PROVIDED RECORDS:
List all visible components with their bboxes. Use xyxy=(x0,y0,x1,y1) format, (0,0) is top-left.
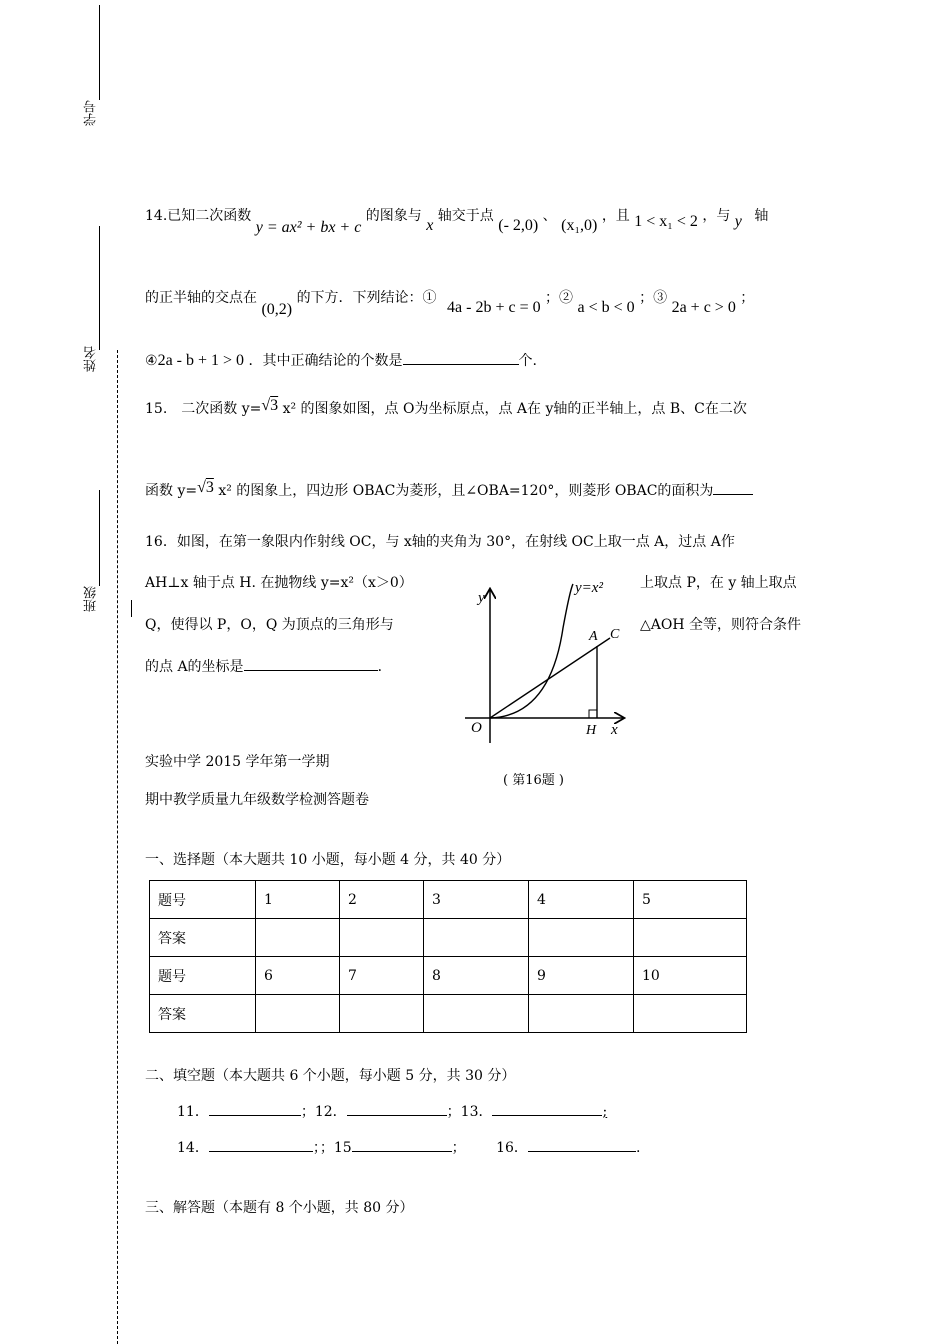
q14-formula: y = ax² + bx + c xyxy=(255,219,362,236)
answer-cell-8[interactable] xyxy=(424,995,529,1033)
blank-15[interactable] xyxy=(352,1137,452,1152)
name-line xyxy=(99,226,100,350)
origin-label: O xyxy=(471,720,482,736)
q16-line3-left: Q，使得以 P，O，Q 为顶点的三角形与 xyxy=(145,617,394,633)
point-a-label: A xyxy=(589,629,598,644)
answer-cell-1[interactable] xyxy=(256,919,340,957)
q16-line1: 16．如图，在第一象限内作射线 OC，与 x轴的夹角为 30°，在射线 OC上取一点 A，过点 A作 xyxy=(145,534,735,550)
table-row: 题号 1 2 3 4 5 xyxy=(150,881,747,919)
q15-answer-blank[interactable] xyxy=(713,480,753,495)
fill-row-2: 14． ；；15 ； 16． . xyxy=(177,1137,640,1157)
table-row: 答案 xyxy=(150,995,747,1033)
student-id-label: 学号 xyxy=(84,100,99,126)
blank-14[interactable] xyxy=(209,1137,313,1152)
ray-oc xyxy=(490,638,610,718)
y-axis-label: y xyxy=(478,590,485,606)
q14-line1: 14.已知二次函数 y = ax² + bx + c 的图象与 x 轴交于点 (- 2,0) 、 (x₁,0) ，且 1 < x₁ < 2 ，与 y 轴 xyxy=(145,208,769,236)
name-label: 姓名 xyxy=(84,346,99,372)
q15-line2: 函数 y=√3 x² 的图象上，四边形 OBAC为菱形，且∠OBA=120°，则菱形 OBAC的面积为 xyxy=(145,480,753,500)
table-row: 答案 xyxy=(150,919,747,957)
exam-title: 期中教学质量九年级数学检测答题卷 xyxy=(145,792,369,808)
q14-answer-blank[interactable] xyxy=(403,350,519,365)
answer-cell-9[interactable] xyxy=(529,995,634,1033)
blank-11[interactable] xyxy=(209,1101,301,1116)
class-label: 班级 xyxy=(84,586,99,612)
q16-line4: 的点 A的坐标是 ． xyxy=(145,656,392,676)
q16-line2-left: AH⊥x 轴于点 H. 在抛物线 y=x²（x＞0） xyxy=(145,575,413,591)
sqrt-symbol-2: √3 xyxy=(197,479,214,496)
q16-line2-right: 上取点 P，在 y 轴上取点 xyxy=(640,575,797,591)
blank-16[interactable] xyxy=(528,1137,636,1152)
q16-answer-blank[interactable] xyxy=(244,656,378,671)
section2-title: 二、填空题（本大题共 6 个小题，每小题 5 分，共 30 分） xyxy=(145,1068,516,1084)
blank-12[interactable] xyxy=(347,1101,447,1116)
fill-row-1: 11． ；12． ；13． ; xyxy=(177,1101,607,1121)
table-row: 题号 6 7 8 9 10 xyxy=(150,957,747,995)
section1-title: 一、选择题（本大题共 10 小题，每小题 4 分，共 40 分） xyxy=(145,852,511,868)
q14-line2: 的正半轴的交点在 (0,2) 的下方．下列结论：① 4a - 2b + c = 0 ；② a < b < 0 ；③ 2a + c > 0 ； xyxy=(145,290,755,318)
right-angle-mark xyxy=(589,710,597,718)
q16-line3-right: △AOH 全等，则符合条件 xyxy=(640,617,802,633)
q15-line1: 15. 二次函数 y=√3 x² 的图象如图，点 O为坐标原点，点 A在 y轴的正半轴上，点 B、C在二次 xyxy=(145,397,747,417)
figure-caption: ( 第16题 ) xyxy=(503,773,564,788)
q16-figure xyxy=(455,568,645,748)
answer-cell-6[interactable] xyxy=(256,995,340,1033)
binding-dashed-line xyxy=(117,350,118,1344)
curve-label: y=x² xyxy=(575,580,603,596)
sqrt-symbol: √3 xyxy=(261,397,279,414)
point-c-label: C xyxy=(610,627,620,642)
x-axis-label: x xyxy=(611,722,618,738)
parabola-curve xyxy=(490,584,573,718)
class-tick xyxy=(131,600,132,617)
answer-table xyxy=(149,880,747,1033)
answer-cell-7[interactable] xyxy=(340,995,424,1033)
blank-13[interactable] xyxy=(492,1101,602,1116)
class-line xyxy=(99,490,100,586)
q14-line3: ④2a - b + 1 > 0 ．其中正确结论的个数是 个. xyxy=(145,352,537,369)
school-header: 实验中学 2015 学年第一学期 xyxy=(145,754,330,770)
answer-cell-5[interactable] xyxy=(634,919,747,957)
student-id-line xyxy=(99,5,100,100)
answer-cell-4[interactable] xyxy=(529,919,634,957)
section3-title: 三、解答题（本题有 8 个小题，共 80 分） xyxy=(145,1200,414,1216)
answer-cell-2[interactable] xyxy=(340,919,424,957)
answer-cell-3[interactable] xyxy=(424,919,529,957)
answer-cell-10[interactable] xyxy=(634,995,747,1033)
point-h-label: H xyxy=(586,723,597,738)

WHAT YOU NEED TO DO:
Quote every entry above word for word, omitting the pictures.

RESULT:
List all visible components with their bboxes. Use xyxy=(x0,y0,x1,y1) format, (0,0) is top-left.
q14-formula: y = ax² + bx + c xyxy=(255,219,362,236)
answer-cell-8[interactable] xyxy=(424,995,529,1033)
blank-15[interactable] xyxy=(352,1137,452,1152)
name-line xyxy=(99,226,100,350)
origin-label: O xyxy=(471,720,482,736)
q16-line3-left: Q，使得以 P，O，Q 为顶点的三角形与 xyxy=(145,617,394,633)
point-a-label: A xyxy=(589,629,598,644)
answer-cell-1[interactable] xyxy=(256,919,340,957)
q16-line1: 16．如图，在第一象限内作射线 OC，与 x轴的夹角为 30°，在射线 OC上取一点 A，过点 A作 xyxy=(145,534,735,550)
table-row: 题号 1 2 3 4 5 xyxy=(150,881,747,919)
q15-answer-blank[interactable] xyxy=(713,480,753,495)
fill-row-2: 14． ；；15 ； 16． . xyxy=(177,1137,640,1157)
table-row: 答案 xyxy=(150,995,747,1033)
student-id-label: 学号 xyxy=(84,100,99,126)
blank-14[interactable] xyxy=(209,1137,313,1152)
ray-oc xyxy=(490,638,610,718)
y-axis-label: y xyxy=(478,590,485,606)
q14-line1: 14.已知二次函数 y = ax² + bx + c 的图象与 x 轴交于点 (- 2,0) 、 (x₁,0) ，且 1 < x₁ < 2 ，与 y 轴 xyxy=(145,208,769,236)
name-label: 姓名 xyxy=(84,346,99,372)
q15-line2: 函数 y=√3 x² 的图象上，四边形 OBAC为菱形，且∠OBA=120°，则菱形 OBAC的面积为 xyxy=(145,480,753,500)
table-row: 答案 xyxy=(150,919,747,957)
exam-title: 期中教学质量九年级数学检测答题卷 xyxy=(145,792,369,808)
q14-answer-blank[interactable] xyxy=(403,350,519,365)
answer-cell-9[interactable] xyxy=(529,995,634,1033)
blank-11[interactable] xyxy=(209,1101,301,1116)
class-label: 班级 xyxy=(84,586,99,612)
q16-line4: 的点 A的坐标是 ． xyxy=(145,656,392,676)
q16-line2-left: AH⊥x 轴于点 H. 在抛物线 y=x²（x＞0） xyxy=(145,575,413,591)
sqrt-symbol-2: √3 xyxy=(197,479,214,496)
q16-line2-right: 上取点 P，在 y 轴上取点 xyxy=(640,575,797,591)
blank-16[interactable] xyxy=(528,1137,636,1152)
q16-answer-blank[interactable] xyxy=(244,656,378,671)
section2-title: 二、填空题（本大题共 6 个小题，每小题 5 分，共 30 分） xyxy=(145,1068,516,1084)
blank-12[interactable] xyxy=(347,1101,447,1116)
fill-row-1: 11． ；12． ；13． ; xyxy=(177,1101,607,1121)
table-row: 题号 6 7 8 9 10 xyxy=(150,957,747,995)
section1-title: 一、选择题（本大题共 10 小题，每小题 4 分，共 40 分） xyxy=(145,852,511,868)
q14-line2: 的正半轴的交点在 (0,2) 的下方．下列结论：① 4a - 2b + c = 0 ；② a < b < 0 ；③ 2a + c > 0 ； xyxy=(145,290,755,318)
right-angle-mark xyxy=(589,710,597,718)
q16-line3-right: △AOH 全等，则符合条件 xyxy=(640,617,802,633)
q15-line1: 15. 二次函数 y=√3 x² 的图象如图，点 O为坐标原点，点 A在 y轴的正半轴上，点 B、C在二次 xyxy=(145,397,747,417)
figure-caption: ( 第16题 ) xyxy=(503,773,564,788)
q16-figure xyxy=(455,568,645,748)
answer-cell-6[interactable] xyxy=(256,995,340,1033)
binding-dashed-line xyxy=(117,350,118,1344)
curve-label: y=x² xyxy=(575,580,603,596)
sqrt-symbol: √3 xyxy=(261,397,279,414)
point-c-label: C xyxy=(610,627,620,642)
x-axis-label: x xyxy=(611,722,618,738)
parabola-curve xyxy=(490,584,573,718)
class-tick xyxy=(131,600,132,617)
answer-table xyxy=(149,880,747,1033)
answer-cell-7[interactable] xyxy=(340,995,424,1033)
blank-13[interactable] xyxy=(492,1101,602,1116)
class-line xyxy=(99,490,100,586)
q14-line3: ④2a - b + 1 > 0 ．其中正确结论的个数是 个. xyxy=(145,352,537,369)
school-header: 实验中学 2015 学年第一学期 xyxy=(145,754,330,770)
answer-cell-5[interactable] xyxy=(634,919,747,957)
student-id-line xyxy=(99,5,100,100)
answer-cell-4[interactable] xyxy=(529,919,634,957)
section3-title: 三、解答题（本题有 8 个小题，共 80 分） xyxy=(145,1200,414,1216)
answer-cell-2[interactable] xyxy=(340,919,424,957)
answer-cell-3[interactable] xyxy=(424,919,529,957)
answer-cell-10[interactable] xyxy=(634,995,747,1033)
point-h-label: H xyxy=(586,723,597,738)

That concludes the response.